**WHAT IS REQUIRED**.
Please set down all the lines beneath this one exactly, without the pictures.

**MATERIAL FOR THE TASK**.

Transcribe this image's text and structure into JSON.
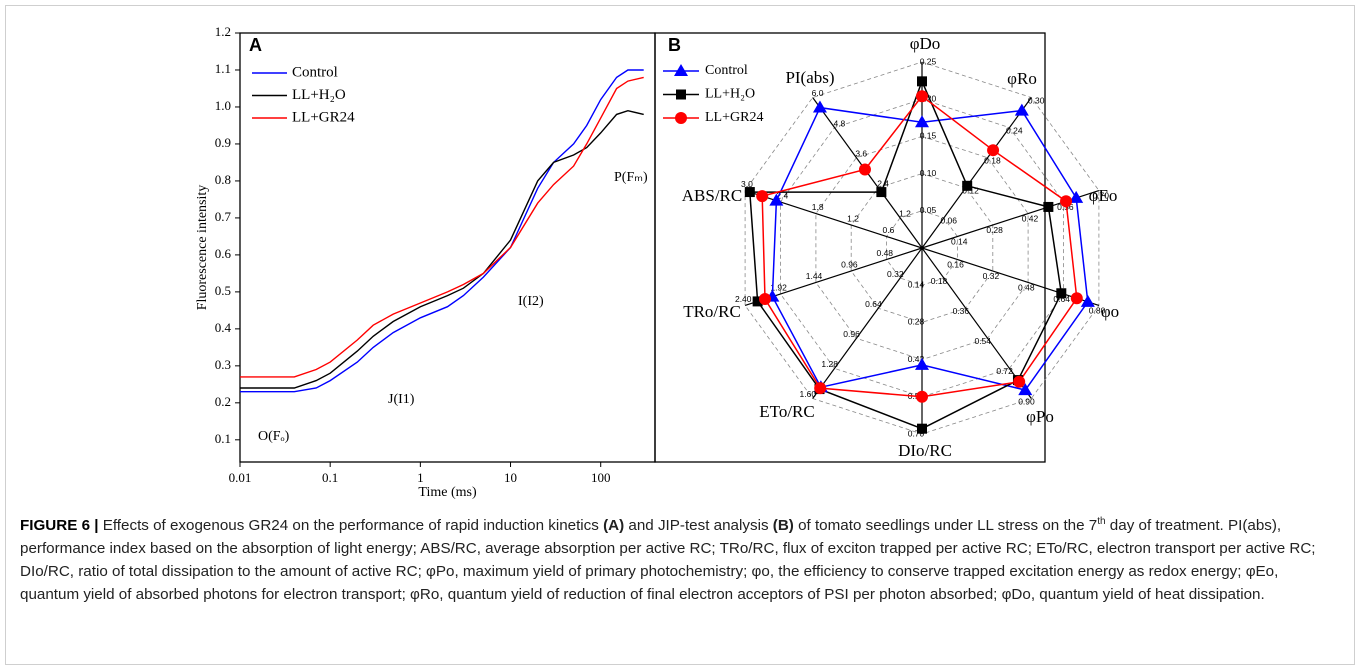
{
  "chart_data": [
    {
      "type": "line",
      "panel_label": "A",
      "xlabel": "Time (ms)",
      "ylabel": "Fluorescence intensity",
      "xscale": "log",
      "xlim": [
        0.01,
        400
      ],
      "xticks": [
        0.01,
        0.1,
        1,
        10,
        100
      ],
      "ylim": [
        0.04,
        1.2
      ],
      "yticks": [
        0.1,
        0.2,
        0.3,
        0.4,
        0.5,
        0.6,
        0.7,
        0.8,
        0.9,
        {
          "value": 1,
          "label": "1.0"
        },
        1.1,
        1.2
      ],
      "x": [
        0.01,
        0.04,
        0.07,
        0.1,
        0.2,
        0.3,
        0.5,
        1,
        2,
        3,
        5,
        10,
        20,
        30,
        50,
        70,
        100,
        150,
        200,
        300
      ],
      "series": [
        {
          "name": "Control",
          "color": "#0000ff",
          "values": [
            0.23,
            0.23,
            0.24,
            0.26,
            0.31,
            0.35,
            0.39,
            0.43,
            0.46,
            0.49,
            0.54,
            0.62,
            0.78,
            0.85,
            0.9,
            0.95,
            1.02,
            1.08,
            1.1,
            1.1
          ]
        },
        {
          "name": "LL+H₂O",
          "color": "#000000",
          "values": [
            0.24,
            0.24,
            0.26,
            0.28,
            0.34,
            0.38,
            0.42,
            0.46,
            0.49,
            0.51,
            0.55,
            0.64,
            0.8,
            0.85,
            0.87,
            0.89,
            0.93,
            0.98,
            0.99,
            0.98
          ]
        },
        {
          "name": "LL+GR24",
          "color": "#ff0000",
          "values": [
            0.27,
            0.27,
            0.29,
            0.31,
            0.37,
            0.41,
            0.44,
            0.47,
            0.5,
            0.52,
            0.55,
            0.62,
            0.74,
            0.79,
            0.84,
            0.9,
            0.97,
            1.05,
            1.07,
            1.08
          ]
        }
      ],
      "annotations": [
        "O(Fₒ)",
        "J(I1)",
        "I(I2)",
        "P(Fₘ)"
      ]
    },
    {
      "type": "radar",
      "panel_label": "B",
      "axes": [
        {
          "name": "φDo",
          "lim": [
            0,
            0.25
          ],
          "ticks": [
            0.05,
            {
              "value": 0.1,
              "label": "0.10"
            },
            0.15,
            {
              "value": 0.2,
              "label": "0.20"
            },
            0.25
          ]
        },
        {
          "name": "φRo",
          "lim": [
            0,
            0.3
          ],
          "ticks": [
            0.06,
            0.12,
            0.18,
            0.24,
            {
              "value": 0.3,
              "label": "0.30"
            }
          ]
        },
        {
          "name": "φEo",
          "lim": [
            0,
            0.7
          ],
          "ticks": [
            0.14,
            0.28,
            0.42,
            0.56,
            {
              "value": 0.7,
              "label": "0.70"
            }
          ]
        },
        {
          "name": "φo",
          "lim": [
            0,
            0.8
          ],
          "ticks": [
            0.16,
            0.32,
            0.48,
            0.64,
            {
              "value": 0.8,
              "label": "0.80"
            }
          ]
        },
        {
          "name": "φPo",
          "lim": [
            0,
            0.9
          ],
          "ticks": [
            0.18,
            0.36,
            0.54,
            0.72,
            {
              "value": 0.9,
              "label": "0.90"
            }
          ]
        },
        {
          "name": "DIo/RC",
          "lim": [
            0,
            0.7
          ],
          "ticks": [
            0.14,
            0.28,
            0.42,
            0.56,
            {
              "value": 0.7,
              "label": "0.70"
            }
          ]
        },
        {
          "name": "ETo/RC",
          "lim": [
            0,
            1.6
          ],
          "ticks": [
            0.32,
            0.64,
            0.96,
            1.28,
            {
              "value": 1.6,
              "label": "1.60"
            }
          ]
        },
        {
          "name": "TRo/RC",
          "lim": [
            0,
            2.4
          ],
          "ticks": [
            0.48,
            0.96,
            1.44,
            1.92,
            {
              "value": 2.4,
              "label": "2.40"
            }
          ]
        },
        {
          "name": "ABS/RC",
          "lim": [
            0,
            3
          ],
          "ticks": [
            0.6,
            1.2,
            1.8,
            2.4,
            {
              "value": 3,
              "label": "3.0"
            }
          ]
        },
        {
          "name": "PI(abs)",
          "lim": [
            0,
            6
          ],
          "ticks": [
            1.2,
            2.4,
            3.6,
            4.8,
            {
              "value": 6,
              "label": "6.0"
            }
          ]
        }
      ],
      "series": [
        {
          "name": "Control",
          "color": "#0000ff",
          "marker": "triangle",
          "values": [
            0.169,
            0.274,
            0.61,
            0.75,
            0.85,
            0.44,
            1.48,
            2.03,
            2.47,
            5.6
          ]
        },
        {
          "name": "LL+H₂O",
          "color": "#000000",
          "marker": "square",
          "values": [
            0.224,
            0.124,
            0.5,
            0.63,
            0.79,
            0.68,
            1.5,
            2.23,
            2.92,
            2.23
          ]
        },
        {
          "name": "LL+GR24",
          "color": "#ff0000",
          "marker": "circle",
          "values": [
            0.204,
            0.195,
            0.57,
            0.7,
            0.8,
            0.56,
            1.49,
            2.13,
            2.71,
            3.13
          ]
        }
      ]
    }
  ],
  "caption": {
    "label": "FIGURE 6 |",
    "segments": [
      {
        "style": "normal",
        "text": " Effects of exogenous GR24 on the performance of rapid induction kinetics "
      },
      {
        "style": "bold",
        "text": "(A)"
      },
      {
        "style": "normal",
        "text": " and JIP-test analysis "
      },
      {
        "style": "bold",
        "text": "(B)"
      },
      {
        "style": "normal",
        "text": " of tomato seedlings under LL stress on the 7"
      },
      {
        "style": "sup",
        "text": "th"
      },
      {
        "style": "normal",
        "text": " day of treatment. PI(abs), performance index based on the absorption of light energy; ABS/RC, average absorption per active RC; TRo/RC, flux of exciton trapped per active RC; ETo/RC, electron transport per active RC; DIo/RC, ratio of total dissipation to the amount of active RC; φPo, maximum yield of primary photochemistry; φo, the efficiency to conserve trapped excitation energy as redox energy; φEo, quantum yield of absorbed photons for electron transport; φRo, quantum yield of reduction of final electron acceptors of PSI per photon absorbed; φDo, quantum yield of heat dissipation."
      }
    ]
  }
}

**TASK RESPONSE**.
Transcribe this image's text and structure into JSON.
{
  "chart_data": [
    {
      "type": "line",
      "panel_label": "A",
      "xlabel": "Time (ms)",
      "ylabel": "Fluorescence intensity",
      "xscale": "log",
      "xlim": [
        0.01,
        400
      ],
      "xticks": [
        0.01,
        0.1,
        1,
        10,
        100
      ],
      "ylim": [
        0.04,
        1.2
      ],
      "yticks": [
        0.1,
        0.2,
        0.3,
        0.4,
        0.5,
        0.6,
        0.7,
        0.8,
        0.9,
        {
          "value": 1,
          "label": "1.0"
        },
        1.1,
        1.2
      ],
      "x": [
        0.01,
        0.04,
        0.07,
        0.1,
        0.2,
        0.3,
        0.5,
        1,
        2,
        3,
        5,
        10,
        20,
        30,
        50,
        70,
        100,
        150,
        200,
        300
      ],
      "series": [
        {
          "name": "Control",
          "color": "#0000ff",
          "values": [
            0.23,
            0.23,
            0.24,
            0.26,
            0.31,
            0.35,
            0.39,
            0.43,
            0.46,
            0.49,
            0.54,
            0.62,
            0.78,
            0.85,
            0.9,
            0.95,
            1.02,
            1.08,
            1.1,
            1.1
          ]
        },
        {
          "name": "LL+H₂O",
          "color": "#000000",
          "values": [
            0.24,
            0.24,
            0.26,
            0.28,
            0.34,
            0.38,
            0.42,
            0.46,
            0.49,
            0.51,
            0.55,
            0.64,
            0.8,
            0.85,
            0.87,
            0.89,
            0.93,
            0.98,
            0.99,
            0.98
          ]
        },
        {
          "name": "LL+GR24",
          "color": "#ff0000",
          "values": [
            0.27,
            0.27,
            0.29,
            0.31,
            0.37,
            0.41,
            0.44,
            0.47,
            0.5,
            0.52,
            0.55,
            0.62,
            0.74,
            0.79,
            0.84,
            0.9,
            0.97,
            1.05,
            1.07,
            1.08
          ]
        }
      ],
      "annotations": [
        "O(Fₒ)",
        "J(I1)",
        "I(I2)",
        "P(Fₘ)"
      ]
    },
    {
      "type": "radar",
      "panel_label": "B",
      "axes": [
        {
          "name": "φDo",
          "lim": [
            0,
            0.25
          ],
          "ticks": [
            0.05,
            {
              "value": 0.1,
              "label": "0.10"
            },
            0.15,
            {
              "value": 0.2,
              "label": "0.20"
            },
            0.25
          ]
        },
        {
          "name": "φRo",
          "lim": [
            0,
            0.3
          ],
          "ticks": [
            0.06,
            0.12,
            0.18,
            0.24,
            {
              "value": 0.3,
              "label": "0.30"
            }
          ]
        },
        {
          "name": "φEo",
          "lim": [
            0,
            0.7
          ],
          "ticks": [
            0.14,
            0.28,
            0.42,
            0.56,
            {
              "value": 0.7,
              "label": "0.70"
            }
          ]
        },
        {
          "name": "φo",
          "lim": [
            0,
            0.8
          ],
          "ticks": [
            0.16,
            0.32,
            0.48,
            0.64,
            {
              "value": 0.8,
              "label": "0.80"
            }
          ]
        },
        {
          "name": "φPo",
          "lim": [
            0,
            0.9
          ],
          "ticks": [
            0.18,
            0.36,
            0.54,
            0.72,
            {
              "value": 0.9,
              "label": "0.90"
            }
          ]
        },
        {
          "name": "DIo/RC",
          "lim": [
            0,
            0.7
          ],
          "ticks": [
            0.14,
            0.28,
            0.42,
            0.56,
            {
              "value": 0.7,
              "label": "0.70"
            }
          ]
        },
        {
          "name": "ETo/RC",
          "lim": [
            0,
            1.6
          ],
          "ticks": [
            0.32,
            0.64,
            0.96,
            1.28,
            {
              "value": 1.6,
              "label": "1.60"
            }
          ]
        },
        {
          "name": "TRo/RC",
          "lim": [
            0,
            2.4
          ],
          "ticks": [
            0.48,
            0.96,
            1.44,
            1.92,
            {
              "value": 2.4,
              "label": "2.40"
            }
          ]
        },
        {
          "name": "ABS/RC",
          "lim": [
            0,
            3
          ],
          "ticks": [
            0.6,
            1.2,
            1.8,
            2.4,
            {
              "value": 3,
              "label": "3.0"
            }
          ]
        },
        {
          "name": "PI(abs)",
          "lim": [
            0,
            6
          ],
          "ticks": [
            1.2,
            2.4,
            3.6,
            4.8,
            {
              "value": 6,
              "label": "6.0"
            }
          ]
        }
      ],
      "series": [
        {
          "name": "Control",
          "color": "#0000ff",
          "marker": "triangle",
          "values": [
            0.169,
            0.274,
            0.61,
            0.75,
            0.85,
            0.44,
            1.48,
            2.03,
            2.47,
            5.6
          ]
        },
        {
          "name": "LL+H₂O",
          "color": "#000000",
          "marker": "square",
          "values": [
            0.224,
            0.124,
            0.5,
            0.63,
            0.79,
            0.68,
            1.5,
            2.23,
            2.92,
            2.23
          ]
        },
        {
          "name": "LL+GR24",
          "color": "#ff0000",
          "marker": "circle",
          "values": [
            0.204,
            0.195,
            0.57,
            0.7,
            0.8,
            0.56,
            1.49,
            2.13,
            2.71,
            3.13
          ]
        }
      ]
    }
  ],
  "caption": {
    "label": "FIGURE 6 |",
    "segments": [
      {
        "style": "normal",
        "text": " Effects of exogenous GR24 on the performance of rapid induction kinetics "
      },
      {
        "style": "bold",
        "text": "(A)"
      },
      {
        "style": "normal",
        "text": " and JIP-test analysis "
      },
      {
        "style": "bold",
        "text": "(B)"
      },
      {
        "style": "normal",
        "text": " of tomato seedlings under LL stress on the 7"
      },
      {
        "style": "sup",
        "text": "th"
      },
      {
        "style": "normal",
        "text": " day of treatment. PI(abs), performance index based on the absorption of light energy; ABS/RC, average absorption per active RC; TRo/RC, flux of exciton trapped per active RC; ETo/RC, electron transport per active RC; DIo/RC, ratio of total dissipation to the amount of active RC; φPo, maximum yield of primary photochemistry; φo, the efficiency to conserve trapped excitation energy as redox energy; φEo, quantum yield of absorbed photons for electron transport; φRo, quantum yield of reduction of final electron acceptors of PSI per photon absorbed; φDo, quantum yield of heat dissipation."
      }
    ]
  }
}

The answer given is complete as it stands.